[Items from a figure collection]

>> BEGIN

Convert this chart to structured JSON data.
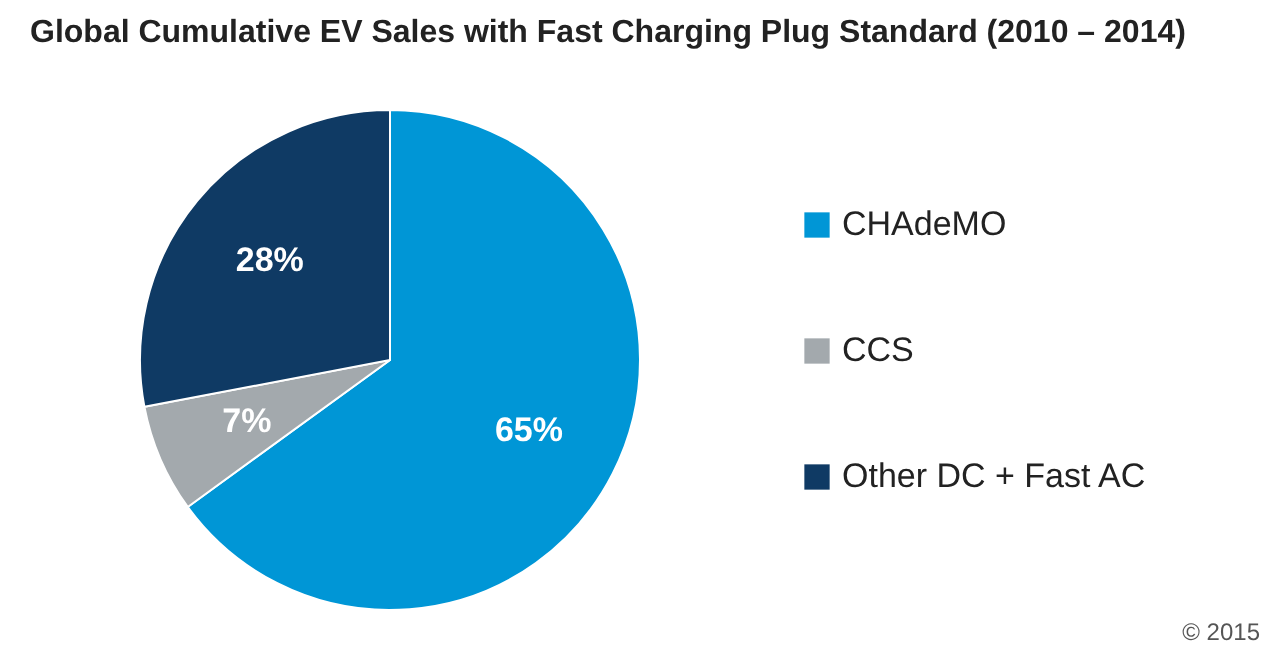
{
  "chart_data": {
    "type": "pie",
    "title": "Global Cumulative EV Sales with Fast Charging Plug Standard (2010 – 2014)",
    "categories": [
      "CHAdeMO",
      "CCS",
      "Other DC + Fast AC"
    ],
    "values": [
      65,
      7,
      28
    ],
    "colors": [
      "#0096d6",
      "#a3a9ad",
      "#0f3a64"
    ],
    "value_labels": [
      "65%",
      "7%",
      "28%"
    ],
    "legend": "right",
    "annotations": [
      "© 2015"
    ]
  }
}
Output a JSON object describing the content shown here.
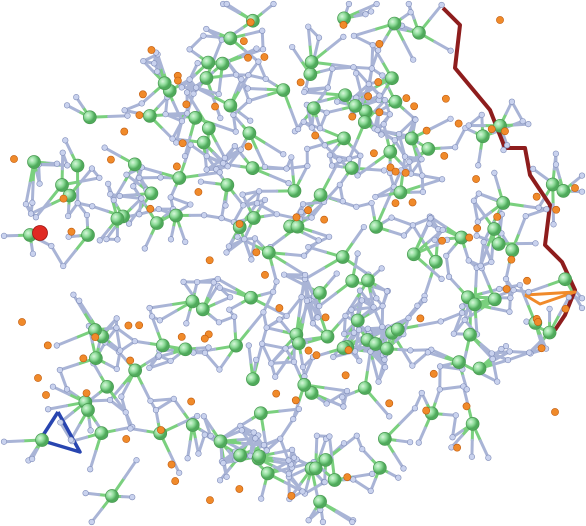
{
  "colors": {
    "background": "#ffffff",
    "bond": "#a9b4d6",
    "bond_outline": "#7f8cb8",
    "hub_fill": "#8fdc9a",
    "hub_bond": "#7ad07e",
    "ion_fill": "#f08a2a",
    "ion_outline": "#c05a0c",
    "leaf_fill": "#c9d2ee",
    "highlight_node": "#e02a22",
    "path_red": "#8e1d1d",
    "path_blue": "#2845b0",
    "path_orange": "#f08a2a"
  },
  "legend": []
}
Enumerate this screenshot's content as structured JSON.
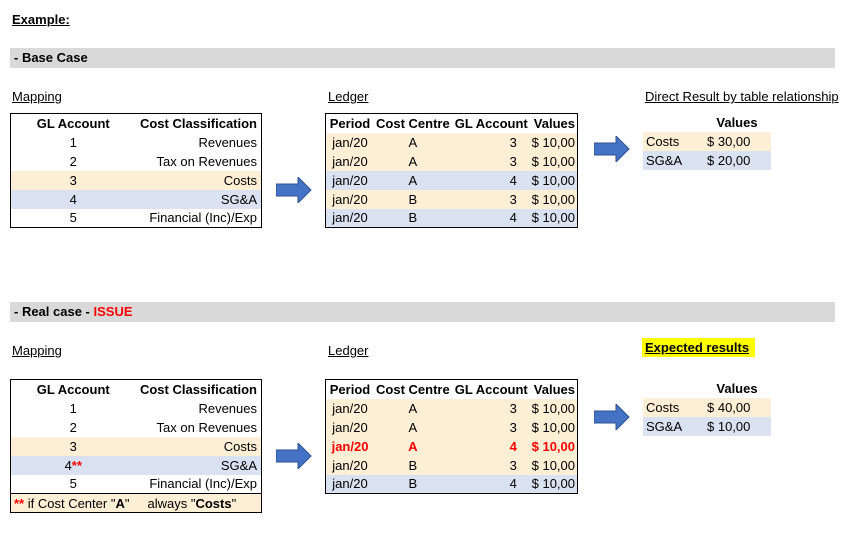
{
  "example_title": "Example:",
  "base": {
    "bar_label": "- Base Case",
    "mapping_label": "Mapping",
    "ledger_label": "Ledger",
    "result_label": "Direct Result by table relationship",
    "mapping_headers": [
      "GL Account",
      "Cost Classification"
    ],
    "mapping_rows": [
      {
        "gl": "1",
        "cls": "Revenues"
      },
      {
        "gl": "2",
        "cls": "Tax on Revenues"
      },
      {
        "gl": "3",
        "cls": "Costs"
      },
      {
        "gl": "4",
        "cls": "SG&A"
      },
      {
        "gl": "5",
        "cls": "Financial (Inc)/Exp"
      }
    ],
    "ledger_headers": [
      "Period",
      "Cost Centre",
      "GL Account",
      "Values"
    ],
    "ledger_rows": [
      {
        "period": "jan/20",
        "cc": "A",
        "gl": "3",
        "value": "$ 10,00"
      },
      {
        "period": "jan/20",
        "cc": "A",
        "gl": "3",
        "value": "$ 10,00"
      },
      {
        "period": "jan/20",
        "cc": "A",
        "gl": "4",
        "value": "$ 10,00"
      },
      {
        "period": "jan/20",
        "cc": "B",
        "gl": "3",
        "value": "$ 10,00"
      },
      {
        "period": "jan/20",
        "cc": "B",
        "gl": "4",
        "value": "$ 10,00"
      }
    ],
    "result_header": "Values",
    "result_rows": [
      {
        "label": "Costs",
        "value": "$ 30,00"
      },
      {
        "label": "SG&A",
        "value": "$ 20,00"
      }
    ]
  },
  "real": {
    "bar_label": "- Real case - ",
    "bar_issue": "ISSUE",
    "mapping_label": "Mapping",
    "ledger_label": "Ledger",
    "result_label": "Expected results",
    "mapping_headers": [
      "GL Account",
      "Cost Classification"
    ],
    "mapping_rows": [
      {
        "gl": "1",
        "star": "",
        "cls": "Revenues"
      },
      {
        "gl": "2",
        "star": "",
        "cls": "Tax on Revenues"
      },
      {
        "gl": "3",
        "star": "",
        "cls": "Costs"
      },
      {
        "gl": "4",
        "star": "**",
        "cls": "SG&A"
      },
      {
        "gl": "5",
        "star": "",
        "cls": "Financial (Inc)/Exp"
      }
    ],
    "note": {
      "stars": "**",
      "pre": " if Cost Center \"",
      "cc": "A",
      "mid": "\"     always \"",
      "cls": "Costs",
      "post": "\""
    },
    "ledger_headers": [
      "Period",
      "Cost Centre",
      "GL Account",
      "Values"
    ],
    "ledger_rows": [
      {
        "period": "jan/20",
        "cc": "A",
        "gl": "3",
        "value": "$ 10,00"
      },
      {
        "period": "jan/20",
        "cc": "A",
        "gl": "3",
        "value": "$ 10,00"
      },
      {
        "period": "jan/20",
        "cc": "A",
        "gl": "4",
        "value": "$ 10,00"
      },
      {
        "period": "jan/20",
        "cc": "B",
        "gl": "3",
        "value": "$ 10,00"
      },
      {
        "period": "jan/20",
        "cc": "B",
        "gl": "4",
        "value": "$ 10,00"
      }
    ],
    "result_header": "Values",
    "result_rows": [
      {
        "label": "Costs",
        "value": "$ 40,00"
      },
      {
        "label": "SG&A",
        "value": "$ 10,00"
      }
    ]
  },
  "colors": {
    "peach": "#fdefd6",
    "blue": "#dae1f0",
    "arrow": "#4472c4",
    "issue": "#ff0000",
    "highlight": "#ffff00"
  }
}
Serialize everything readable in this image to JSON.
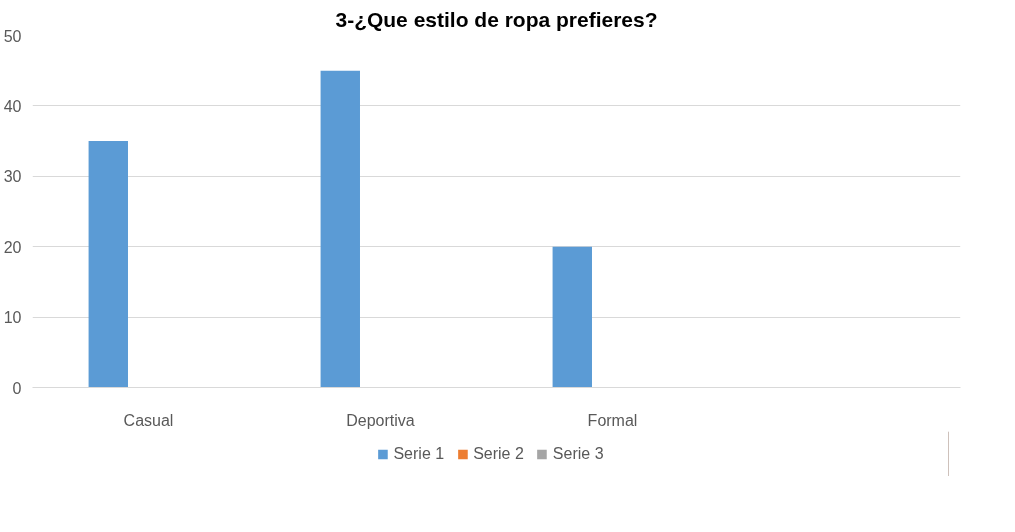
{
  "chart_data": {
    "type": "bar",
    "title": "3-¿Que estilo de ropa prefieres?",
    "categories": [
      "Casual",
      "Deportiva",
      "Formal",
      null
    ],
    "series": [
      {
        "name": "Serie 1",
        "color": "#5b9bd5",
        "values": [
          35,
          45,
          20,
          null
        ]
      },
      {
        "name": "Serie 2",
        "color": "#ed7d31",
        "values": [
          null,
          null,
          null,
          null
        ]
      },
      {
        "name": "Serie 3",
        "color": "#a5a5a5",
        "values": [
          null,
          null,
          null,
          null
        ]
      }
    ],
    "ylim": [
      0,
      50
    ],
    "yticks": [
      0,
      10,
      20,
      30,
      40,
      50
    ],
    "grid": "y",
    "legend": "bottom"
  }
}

>> END

| PROBLEM |
Pictures don't belong in the copy. Restate all the entries exactly.

| SOLUTION TO THIS PROBLEM |
Convert this chart to structured JSON data.
{
  "chart_data": {
    "type": "pie",
    "title": "Global Cumulative EV Sales with Fast Charging Plug Standard (2010 – 2014)",
    "categories": [
      "CHAdeMO",
      "CCS",
      "Other DC + Fast AC"
    ],
    "values": [
      65,
      7,
      28
    ],
    "colors": [
      "#0096d6",
      "#a3a9ad",
      "#0f3a64"
    ],
    "value_labels": [
      "65%",
      "7%",
      "28%"
    ],
    "legend": "right",
    "annotations": [
      "© 2015"
    ]
  }
}
Output a JSON object describing the content shown here.
{
  "colors": {
    "background": "#ffffff",
    "bond": "#a9b4d6",
    "bond_outline": "#7f8cb8",
    "hub_fill": "#8fdc9a",
    "hub_bond": "#7ad07e",
    "ion_fill": "#f08a2a",
    "ion_outline": "#c05a0c",
    "leaf_fill": "#c9d2ee",
    "highlight_node": "#e02a22",
    "path_red": "#8e1d1d",
    "path_blue": "#2845b0",
    "path_orange": "#f08a2a"
  },
  "legend": []
}
Enumerate this screenshot's content as structured JSON.
{
  "example_title": "Example:",
  "base": {
    "bar_label": "- Base Case",
    "mapping_label": "Mapping",
    "ledger_label": "Ledger",
    "result_label": "Direct Result by table relationship",
    "mapping_headers": [
      "GL Account",
      "Cost Classification"
    ],
    "mapping_rows": [
      {
        "gl": "1",
        "cls": "Revenues"
      },
      {
        "gl": "2",
        "cls": "Tax on Revenues"
      },
      {
        "gl": "3",
        "cls": "Costs"
      },
      {
        "gl": "4",
        "cls": "SG&A"
      },
      {
        "gl": "5",
        "cls": "Financial (Inc)/Exp"
      }
    ],
    "ledger_headers": [
      "Period",
      "Cost Centre",
      "GL Account",
      "Values"
    ],
    "ledger_rows": [
      {
        "period": "jan/20",
        "cc": "A",
        "gl": "3",
        "value": "$ 10,00"
      },
      {
        "period": "jan/20",
        "cc": "A",
        "gl": "3",
        "value": "$ 10,00"
      },
      {
        "period": "jan/20",
        "cc": "A",
        "gl": "4",
        "value": "$ 10,00"
      },
      {
        "period": "jan/20",
        "cc": "B",
        "gl": "3",
        "value": "$ 10,00"
      },
      {
        "period": "jan/20",
        "cc": "B",
        "gl": "4",
        "value": "$ 10,00"
      }
    ],
    "result_header": "Values",
    "result_rows": [
      {
        "label": "Costs",
        "value": "$ 30,00"
      },
      {
        "label": "SG&A",
        "value": "$ 20,00"
      }
    ]
  },
  "real": {
    "bar_label": "- Real case - ",
    "bar_issue": "ISSUE",
    "mapping_label": "Mapping",
    "ledger_label": "Ledger",
    "result_label": "Expected results",
    "mapping_headers": [
      "GL Account",
      "Cost Classification"
    ],
    "mapping_rows": [
      {
        "gl": "1",
        "star": "",
        "cls": "Revenues"
      },
      {
        "gl": "2",
        "star": "",
        "cls": "Tax on Revenues"
      },
      {
        "gl": "3",
        "star": "",
        "cls": "Costs"
      },
      {
        "gl": "4",
        "star": "**",
        "cls": "SG&A"
      },
      {
        "gl": "5",
        "star": "",
        "cls": "Financial (Inc)/Exp"
      }
    ],
    "note": {
      "stars": "**",
      "pre": " if Cost Center \"",
      "cc": "A",
      "mid": "\"     always \"",
      "cls": "Costs",
      "post": "\""
    },
    "ledger_headers": [
      "Period",
      "Cost Centre",
      "GL Account",
      "Values"
    ],
    "ledger_rows": [
      {
        "period": "jan/20",
        "cc": "A",
        "gl": "3",
        "value": "$ 10,00"
      },
      {
        "period": "jan/20",
        "cc": "A",
        "gl": "3",
        "value": "$ 10,00"
      },
      {
        "period": "jan/20",
        "cc": "A",
        "gl": "4",
        "value": "$ 10,00"
      },
      {
        "period": "jan/20",
        "cc": "B",
        "gl": "3",
        "value": "$ 10,00"
      },
      {
        "period": "jan/20",
        "cc": "B",
        "gl": "4",
        "value": "$ 10,00"
      }
    ],
    "result_header": "Values",
    "result_rows": [
      {
        "label": "Costs",
        "value": "$ 40,00"
      },
      {
        "label": "SG&A",
        "value": "$ 10,00"
      }
    ]
  },
  "colors": {
    "peach": "#fdefd6",
    "blue": "#dae1f0",
    "arrow": "#4472c4",
    "issue": "#ff0000",
    "highlight": "#ffff00"
  }
}
Serialize everything readable in this image to JSON.
{
  "chart_data": {
    "type": "bar",
    "title": "3-¿Que estilo de ropa prefieres?",
    "categories": [
      "Casual",
      "Deportiva",
      "Formal",
      null
    ],
    "series": [
      {
        "name": "Serie 1",
        "color": "#5b9bd5",
        "values": [
          35,
          45,
          20,
          null
        ]
      },
      {
        "name": "Serie 2",
        "color": "#ed7d31",
        "values": [
          null,
          null,
          null,
          null
        ]
      },
      {
        "name": "Serie 3",
        "color": "#a5a5a5",
        "values": [
          null,
          null,
          null,
          null
        ]
      }
    ],
    "ylim": [
      0,
      50
    ],
    "yticks": [
      0,
      10,
      20,
      30,
      40,
      50
    ],
    "grid": "y",
    "legend": "bottom"
  }
}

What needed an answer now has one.